RECORDED INFORMATION
>> begin
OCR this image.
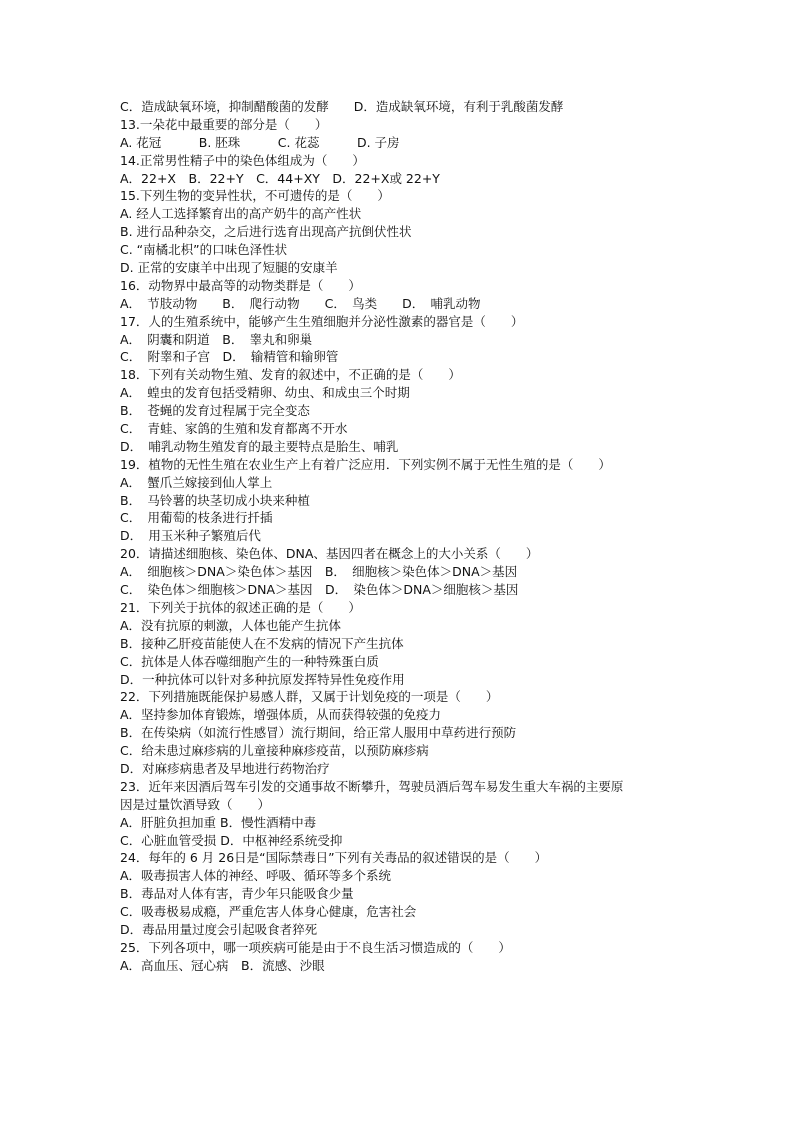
C．造成缺氧环境，抑制醋酸菌的发酵　　D．造成缺氧环境，有利于乳酸菌发酵
13.一朵花中最重要的部分是（　　）
A. 花冠　　　B. 胚珠　　　C. 花蕊　　　D. 子房
14.正常男性精子中的染色体组成为（　　）
A．22+X　B．22+Y　C．44+XY　D．22+X或 22+Y
15.下列生物的变异性状，不可遗传的是（　　）
A. 经人工选择繁育出的高产奶牛的高产性状
B. 进行品种杂交，之后进行选育出现高产抗倒伏性状
C. “南橘北枳”的口味色泽性状
D. 正常的安康羊中出现了短腿的安康羊
16．动物界中最高等的动物类群是（　　）
A．　节肢动物　　B．　爬行动物　　C．　鸟类　　D．　哺乳动物
17．人的生殖系统中，能够产生生殖细胞并分泌性激素的器官是（　　）
A．　阴囊和阴道　B．　睾丸和卵巢
C．　附睾和子宫　D．　输精管和输卵管
18．下列有关动物生殖、发育的叙述中，不正确的是（　　）
A．　蝗虫的发育包括受精卵、幼虫、和成虫三个时期
B．　苍蝇的发育过程属于完全变态
C．　青蛙、家鸽的生殖和发育都离不开水
D．　哺乳动物生殖发育的最主要特点是胎生、哺乳
19．植物的无性生殖在农业生产上有着广泛应用．下列实例不属于无性生殖的是（　　）
A．　蟹爪兰嫁接到仙人掌上
B．　马铃薯的块茎切成小块来种植
C．　用葡萄的枝条进行扦插
D．　用玉米种子繁殖后代
20．请描述细胞核、染色体、DNA、基因四者在概念上的大小关系（　　）
A．　细胞核＞DNA＞染色体＞基因　B．　细胞核＞染色体＞DNA＞基因
C．　染色体＞细胞核＞DNA＞基因　D．　染色体＞DNA＞细胞核＞基因
21．下列关于抗体的叙述正确的是（　　）
A．没有抗原的刺激，人体也能产生抗体
B．接种乙肝疫苗能使人在不发病的情况下产生抗体
C．抗体是人体吞噬细胞产生的一种特殊蛋白质
D．一种抗体可以针对多种抗原发挥特异性免疫作用
22．下列措施既能保护易感人群，又属于计划免疫的一项是（　　）
A．坚持参加体育锻炼，增强体质，从而获得较强的免疫力
B．在传染病（如流行性感冒）流行期间，给正常人服用中草药进行预防
C．给未患过麻疹病的儿童接种麻疹疫苗，以预防麻疹病
D．对麻疹病患者及早地进行药物治疗
23．近年来因酒后驾车引发的交通事故不断攀升，驾驶员酒后驾车易发生重大车祸的主要原
因是过量饮酒导致（　　）
A．肝脏负担加重 B．慢性酒精中毒
C．心脏血管受损 D．中枢神经系统受抑
24．每年的 6 月 26日是“国际禁毒日”下列有关毒品的叙述错误的是（　　）
A．吸毒损害人体的神经、呼吸、循环等多个系统
B．毒品对人体有害，青少年只能吸食少量
C．吸毒极易成瘾，严重危害人体身心健康，危害社会
D．毒品用量过度会引起吸食者猝死
25．下列各项中，哪一项疾病可能是由于不良生活习惯造成的（　　）
A．高血压、冠心病　B．流感、沙眼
>> end
WHAT IS ASKED
Quote each entry above verbatim and drop the pictures.

EXERCISE RESPONSE
OCR this image.
C．造成缺氧环境，抑制醋酸菌的发酵　　D．造成缺氧环境，有利于乳酸菌发酵
13.一朵花中最重要的部分是（　　）
A. 花冠　　　B. 胚珠　　　C. 花蕊　　　D. 子房
14.正常男性精子中的染色体组成为（　　）
A．22+X　B．22+Y　C．44+XY　D．22+X或 22+Y
15.下列生物的变异性状，不可遗传的是（　　）
A. 经人工选择繁育出的高产奶牛的高产性状
B. 进行品种杂交，之后进行选育出现高产抗倒伏性状
C. “南橘北枳”的口味色泽性状
D. 正常的安康羊中出现了短腿的安康羊
16．动物界中最高等的动物类群是（　　）
A．　节肢动物　　B．　爬行动物　　C．　鸟类　　D．　哺乳动物
17．人的生殖系统中，能够产生生殖细胞并分泌性激素的器官是（　　）
A．　阴囊和阴道　B．　睾丸和卵巢
C．　附睾和子宫　D．　输精管和输卵管
18．下列有关动物生殖、发育的叙述中，不正确的是（　　）
A．　蝗虫的发育包括受精卵、幼虫、和成虫三个时期
B．　苍蝇的发育过程属于完全变态
C．　青蛙、家鸽的生殖和发育都离不开水
D．　哺乳动物生殖发育的最主要特点是胎生、哺乳
19．植物的无性生殖在农业生产上有着广泛应用．下列实例不属于无性生殖的是（　　）
A．　蟹爪兰嫁接到仙人掌上
B．　马铃薯的块茎切成小块来种植
C．　用葡萄的枝条进行扦插
D．　用玉米种子繁殖后代
20．请描述细胞核、染色体、DNA、基因四者在概念上的大小关系（　　）
A．　细胞核＞DNA＞染色体＞基因　B．　细胞核＞染色体＞DNA＞基因
C．　染色体＞细胞核＞DNA＞基因　D．　染色体＞DNA＞细胞核＞基因
21．下列关于抗体的叙述正确的是（　　）
A．没有抗原的刺激，人体也能产生抗体
B．接种乙肝疫苗能使人在不发病的情况下产生抗体
C．抗体是人体吞噬细胞产生的一种特殊蛋白质
D．一种抗体可以针对多种抗原发挥特异性免疫作用
22．下列措施既能保护易感人群，又属于计划免疫的一项是（　　）
A．坚持参加体育锻炼，增强体质，从而获得较强的免疫力
B．在传染病（如流行性感冒）流行期间，给正常人服用中草药进行预防
C．给未患过麻疹病的儿童接种麻疹疫苗，以预防麻疹病
D．对麻疹病患者及早地进行药物治疗
23．近年来因酒后驾车引发的交通事故不断攀升，驾驶员酒后驾车易发生重大车祸的主要原
因是过量饮酒导致（　　）
A．肝脏负担加重 B．慢性酒精中毒
C．心脏血管受损 D．中枢神经系统受抑
24．每年的 6 月 26日是“国际禁毒日”下列有关毒品的叙述错误的是（　　）
A．吸毒损害人体的神经、呼吸、循环等多个系统
B．毒品对人体有害，青少年只能吸食少量
C．吸毒极易成瘾，严重危害人体身心健康，危害社会
D．毒品用量过度会引起吸食者猝死
25．下列各项中，哪一项疾病可能是由于不良生活习惯造成的（　　）
A．高血压、冠心病　B．流感、沙眼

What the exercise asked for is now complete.